▶ Document section:
“Our once great western Christian civilization is dying. If this matters to followers of Jesus Christ, then we must set aside our denominational differences and work together to strengthen the things that remain and reclaim what has been lost. Evangelicals and Catholics must stand together to re-establish that former Christian culture and moral consensus. We have the numbers and the organization but the question is this: Do we have the will to win this present spiritual battle for Jesus Christ against secularism? Will we prayerfully and cooperatively work toward a new Christian spiritual revival ― or will we choose to hunker down in our churches and denominationalisms and watch everything sink into the spiritual and moral abyss of a New Dark Age?” - Mark Davis Pickup

Thursday, November 3, 2016

BE CAREFUL HOW YOU TREAD INTO OTHER PEOPLE'S GRIEF

My wheelchair represents mobility. It also symbolizes a long grief journey.  I am continually offended when people feel no hesitation to make smart-cracks about it. I can't tell you how many times complete strangers have said things like "Got a licence to drive that thing?" or "Don't get any speeding tickets". Yuck-yuck ... yuck! They take liberties they have no business taking.  

If I was low-vision and wore coke-bottle thick glasses, would those same strangers come up to me and say "Don't start any fires with those glasses"? Of course not, only a most boorish person would do such a thing. How is it any different with my wheelchair? I don't find it funny and I don't like it. My own family doesn't even say things like that. Be careful how you tread into other people's grief.

I read about a mother of a child with severe cerebral palsy who was told by some prominent member of her church "If you only had the faith of a mustard seed, your child would jump out of that wheelchair." Do you see what happened with an awful comment like that? The accuser  sister in the Lord made the mother responsible for her child's profound disability. It was not a constructive nor consoling thing to say. It was cruel. Words can be sharper than swords. Be careful how you tread into other people's grief.

▶ Exercise instructions:
- 1) From the blog post, output the passage between "My wheelchair represents" and "no business taking.", inclusive.
- 2) In the blog post, what does the wheelchair symbolize besides mobility?
- 3) Turn the blog post's paragraph beginning "If I was low-vision" into a short bulleted list that keeps its main points.

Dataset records
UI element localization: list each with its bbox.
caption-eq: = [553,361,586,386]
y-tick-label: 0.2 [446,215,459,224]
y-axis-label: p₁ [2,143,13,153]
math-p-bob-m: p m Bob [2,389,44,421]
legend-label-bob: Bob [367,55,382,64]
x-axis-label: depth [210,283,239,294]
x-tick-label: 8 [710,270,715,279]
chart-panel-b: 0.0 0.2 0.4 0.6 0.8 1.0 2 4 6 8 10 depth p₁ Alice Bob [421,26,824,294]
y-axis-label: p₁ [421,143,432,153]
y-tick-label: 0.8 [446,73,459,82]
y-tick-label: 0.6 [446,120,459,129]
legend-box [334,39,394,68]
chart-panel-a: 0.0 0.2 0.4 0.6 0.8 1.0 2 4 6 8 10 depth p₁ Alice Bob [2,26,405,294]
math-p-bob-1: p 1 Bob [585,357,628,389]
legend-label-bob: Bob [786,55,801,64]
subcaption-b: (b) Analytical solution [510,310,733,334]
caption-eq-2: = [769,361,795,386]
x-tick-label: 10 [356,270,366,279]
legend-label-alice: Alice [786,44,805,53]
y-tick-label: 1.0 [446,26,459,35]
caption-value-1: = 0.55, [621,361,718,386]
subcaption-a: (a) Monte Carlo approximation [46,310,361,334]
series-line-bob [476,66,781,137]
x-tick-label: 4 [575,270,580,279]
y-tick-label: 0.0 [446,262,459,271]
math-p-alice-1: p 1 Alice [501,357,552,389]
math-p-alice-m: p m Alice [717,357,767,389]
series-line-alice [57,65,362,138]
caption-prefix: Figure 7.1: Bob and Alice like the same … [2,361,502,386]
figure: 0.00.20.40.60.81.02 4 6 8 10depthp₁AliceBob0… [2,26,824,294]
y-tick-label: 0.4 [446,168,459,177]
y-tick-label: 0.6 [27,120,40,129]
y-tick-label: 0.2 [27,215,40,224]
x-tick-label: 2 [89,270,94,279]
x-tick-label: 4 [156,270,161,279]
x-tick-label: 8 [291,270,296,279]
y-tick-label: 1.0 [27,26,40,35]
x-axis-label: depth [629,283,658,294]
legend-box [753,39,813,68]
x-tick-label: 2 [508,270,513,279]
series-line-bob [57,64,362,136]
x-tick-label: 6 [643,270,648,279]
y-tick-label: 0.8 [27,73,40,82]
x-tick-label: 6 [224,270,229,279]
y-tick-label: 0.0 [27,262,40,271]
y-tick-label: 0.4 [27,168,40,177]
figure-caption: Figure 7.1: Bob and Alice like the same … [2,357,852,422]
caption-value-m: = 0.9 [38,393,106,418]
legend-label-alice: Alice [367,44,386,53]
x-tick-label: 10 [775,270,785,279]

▶ Results:
- 1)
My wheelchair represents mobility. It also symbolizes a long grief journey.  I am continually offended when people feel no hesitation to make smart-cracks about it. I can't tell you how many times complete strangers have said things like "Got a licence to drive that thing?" or "Don't get any speeding tickets". Yuck-yuck ... yuck! They take liberties they have no business taking.

- 2) A long grief journey.

- 3)
- If the writer had low vision and wore very thick glasses, strangers wouldn't joke, "Don't start any fires with those glasses." Only a boorish person would.
- Joking about the wheelchair is no different.
- The writer doesn't find such jokes funny and dislikes them.
- Even the writer's own family doesn't make such remarks.
- Be careful how you tread into other people's grief.